** START Extracted material **
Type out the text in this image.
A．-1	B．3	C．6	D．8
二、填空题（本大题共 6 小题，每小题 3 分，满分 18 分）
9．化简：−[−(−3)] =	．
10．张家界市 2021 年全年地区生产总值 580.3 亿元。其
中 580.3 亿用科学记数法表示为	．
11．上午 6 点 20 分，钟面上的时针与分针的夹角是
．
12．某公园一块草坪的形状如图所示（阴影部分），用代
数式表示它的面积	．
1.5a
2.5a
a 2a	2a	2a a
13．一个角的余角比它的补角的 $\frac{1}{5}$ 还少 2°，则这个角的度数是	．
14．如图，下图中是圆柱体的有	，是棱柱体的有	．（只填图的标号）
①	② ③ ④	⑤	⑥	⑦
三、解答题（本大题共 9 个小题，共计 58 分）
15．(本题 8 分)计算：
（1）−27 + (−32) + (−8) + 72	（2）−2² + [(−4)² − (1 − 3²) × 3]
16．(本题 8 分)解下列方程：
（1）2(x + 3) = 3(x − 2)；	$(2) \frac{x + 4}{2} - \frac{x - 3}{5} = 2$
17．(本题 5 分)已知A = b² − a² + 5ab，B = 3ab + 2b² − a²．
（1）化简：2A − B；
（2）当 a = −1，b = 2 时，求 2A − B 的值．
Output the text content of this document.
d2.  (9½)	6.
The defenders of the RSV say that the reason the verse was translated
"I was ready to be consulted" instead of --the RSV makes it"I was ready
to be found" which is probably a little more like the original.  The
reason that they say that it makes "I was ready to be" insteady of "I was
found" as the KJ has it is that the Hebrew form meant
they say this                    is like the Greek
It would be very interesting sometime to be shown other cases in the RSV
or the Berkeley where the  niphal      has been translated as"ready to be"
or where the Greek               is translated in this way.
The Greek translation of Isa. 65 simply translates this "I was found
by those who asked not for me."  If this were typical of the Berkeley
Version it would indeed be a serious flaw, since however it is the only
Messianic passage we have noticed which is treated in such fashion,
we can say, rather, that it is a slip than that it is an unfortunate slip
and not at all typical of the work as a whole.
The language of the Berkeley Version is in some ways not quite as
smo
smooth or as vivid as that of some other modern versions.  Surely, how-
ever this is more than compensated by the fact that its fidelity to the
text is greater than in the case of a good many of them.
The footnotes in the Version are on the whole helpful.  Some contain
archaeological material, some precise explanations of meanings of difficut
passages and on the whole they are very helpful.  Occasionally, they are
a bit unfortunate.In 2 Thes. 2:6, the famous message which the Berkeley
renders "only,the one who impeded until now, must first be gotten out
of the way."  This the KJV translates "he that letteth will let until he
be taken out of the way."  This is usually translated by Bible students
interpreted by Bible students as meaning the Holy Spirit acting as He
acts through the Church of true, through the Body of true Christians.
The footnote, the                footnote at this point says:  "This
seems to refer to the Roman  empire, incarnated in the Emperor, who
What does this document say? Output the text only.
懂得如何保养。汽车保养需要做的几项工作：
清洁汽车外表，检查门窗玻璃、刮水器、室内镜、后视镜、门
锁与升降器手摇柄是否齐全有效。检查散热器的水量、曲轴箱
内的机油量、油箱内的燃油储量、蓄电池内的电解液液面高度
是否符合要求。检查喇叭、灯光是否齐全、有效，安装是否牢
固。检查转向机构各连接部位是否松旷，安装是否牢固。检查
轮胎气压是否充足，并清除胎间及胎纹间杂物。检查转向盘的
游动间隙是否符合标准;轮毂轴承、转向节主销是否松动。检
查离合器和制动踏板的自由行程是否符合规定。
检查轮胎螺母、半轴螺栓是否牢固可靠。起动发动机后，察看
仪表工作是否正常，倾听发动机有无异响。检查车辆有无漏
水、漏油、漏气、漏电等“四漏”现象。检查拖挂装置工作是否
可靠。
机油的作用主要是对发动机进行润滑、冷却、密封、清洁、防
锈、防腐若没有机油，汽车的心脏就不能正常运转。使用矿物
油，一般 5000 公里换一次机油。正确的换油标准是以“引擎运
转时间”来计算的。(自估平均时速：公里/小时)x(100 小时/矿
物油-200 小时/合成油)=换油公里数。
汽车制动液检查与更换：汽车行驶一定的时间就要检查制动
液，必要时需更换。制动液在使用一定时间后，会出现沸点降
** END Extracted material **
▶ [Requirement] Extract every line above exactly as it stands.

▶ [Completed task]
Type out the text in this image.
A．-1	B．3	C．6	D．8
二、填空题（本大题共 6 小题，每小题 3 分，满分 18 分）
9．化简：−[−(−3)] =	．
10．张家界市 2021 年全年地区生产总值 580.3 亿元。其
中 580.3 亿用科学记数法表示为	．
11．上午 6 点 20 分，钟面上的时针与分针的夹角是
．
12．某公园一块草坪的形状如图所示（阴影部分），用代
数式表示它的面积	．
1.5a
2.5a
a 2a	2a	2a a
13．一个角的余角比它的补角的 $\frac{1}{5}$ 还少 2°，则这个角的度数是	．
14．如图，下图中是圆柱体的有	，是棱柱体的有	．（只填图的标号）
①	② ③ ④	⑤	⑥	⑦
三、解答题（本大题共 9 个小题，共计 58 分）
15．(本题 8 分)计算：
（1）−27 + (−32) + (−8) + 72	（2）−2² + [(−4)² − (1 − 3²) × 3]
16．(本题 8 分)解下列方程：
（1）2(x + 3) = 3(x − 2)；	$(2) \frac{x + 4}{2} - \frac{x - 3}{5} = 2$
17．(本题 5 分)已知A = b² − a² + 5ab，B = 3ab + 2b² − a²．
（1）化简：2A − B；
（2）当 a = −1，b = 2 时，求 2A − B 的值．
Output the text content of this document.
d2.  (9½)	6.
The defenders of the RSV say that the reason the verse was translated
"I was ready to be consulted" instead of --the RSV makes it"I was ready
to be found" which is probably a little more like the original.  The
reason that they say that it makes "I was ready to be" insteady of "I was
found" as the KJ has it is that the Hebrew form meant
they say this                    is like the Greek
It would be very interesting sometime to be shown other cases in the RSV
or the Berkeley where the  niphal      has been translated as"ready to be"
or where the Greek               is translated in this way.
The Greek translation of Isa. 65 simply translates this "I was found
by those who asked not for me."  If this were typical of the Berkeley
Version it would indeed be a serious flaw, since however it is the only
Messianic passage we have noticed which is treated in such fashion,
we can say, rather, that it is a slip than that it is an unfortunate slip
and not at all typical of the work as a whole.
The language of the Berkeley Version is in some ways not quite as
smo
smooth or as vivid as that of some other modern versions.  Surely, how-
ever this is more than compensated by the fact that its fidelity to the
text is greater than in the case of a good many of them.
The footnotes in the Version are on the whole helpful.  Some contain
archaeological material, some precise explanations of meanings of difficut
passages and on the whole they are very helpful.  Occasionally, they are
a bit unfortunate.In 2 Thes. 2:6, the famous message which the Berkeley
renders "only,the one who impeded until now, must first be gotten out
of the way."  This the KJV translates "he that letteth will let until he
be taken out of the way."  This is usually translated by Bible students
interpreted by Bible students as meaning the Holy Spirit acting as He
acts through the Church of true, through the Body of true Christians.
The footnote, the                footnote at this point says:  "This
seems to refer to the Roman  empire, incarnated in the Emperor, who
What does this document say? Output the text only.
懂得如何保养。汽车保养需要做的几项工作：
清洁汽车外表，检查门窗玻璃、刮水器、室内镜、后视镜、门
锁与升降器手摇柄是否齐全有效。检查散热器的水量、曲轴箱
内的机油量、油箱内的燃油储量、蓄电池内的电解液液面高度
是否符合要求。检查喇叭、灯光是否齐全、有效，安装是否牢
固。检查转向机构各连接部位是否松旷，安装是否牢固。检查
轮胎气压是否充足，并清除胎间及胎纹间杂物。检查转向盘的
游动间隙是否符合标准;轮毂轴承、转向节主销是否松动。检
查离合器和制动踏板的自由行程是否符合规定。
检查轮胎螺母、半轴螺栓是否牢固可靠。起动发动机后，察看
仪表工作是否正常，倾听发动机有无异响。检查车辆有无漏
水、漏油、漏气、漏电等“四漏”现象。检查拖挂装置工作是否
可靠。
机油的作用主要是对发动机进行润滑、冷却、密封、清洁、防
锈、防腐若没有机油，汽车的心脏就不能正常运转。使用矿物
油，一般 5000 公里换一次机油。正确的换油标准是以“引擎运
转时间”来计算的。(自估平均时速：公里/小时)x(100 小时/矿
物油-200 小时/合成油)=换油公里数。
汽车制动液检查与更换：汽车行驶一定的时间就要检查制动
液，必要时需更换。制动液在使用一定时间后，会出现沸点降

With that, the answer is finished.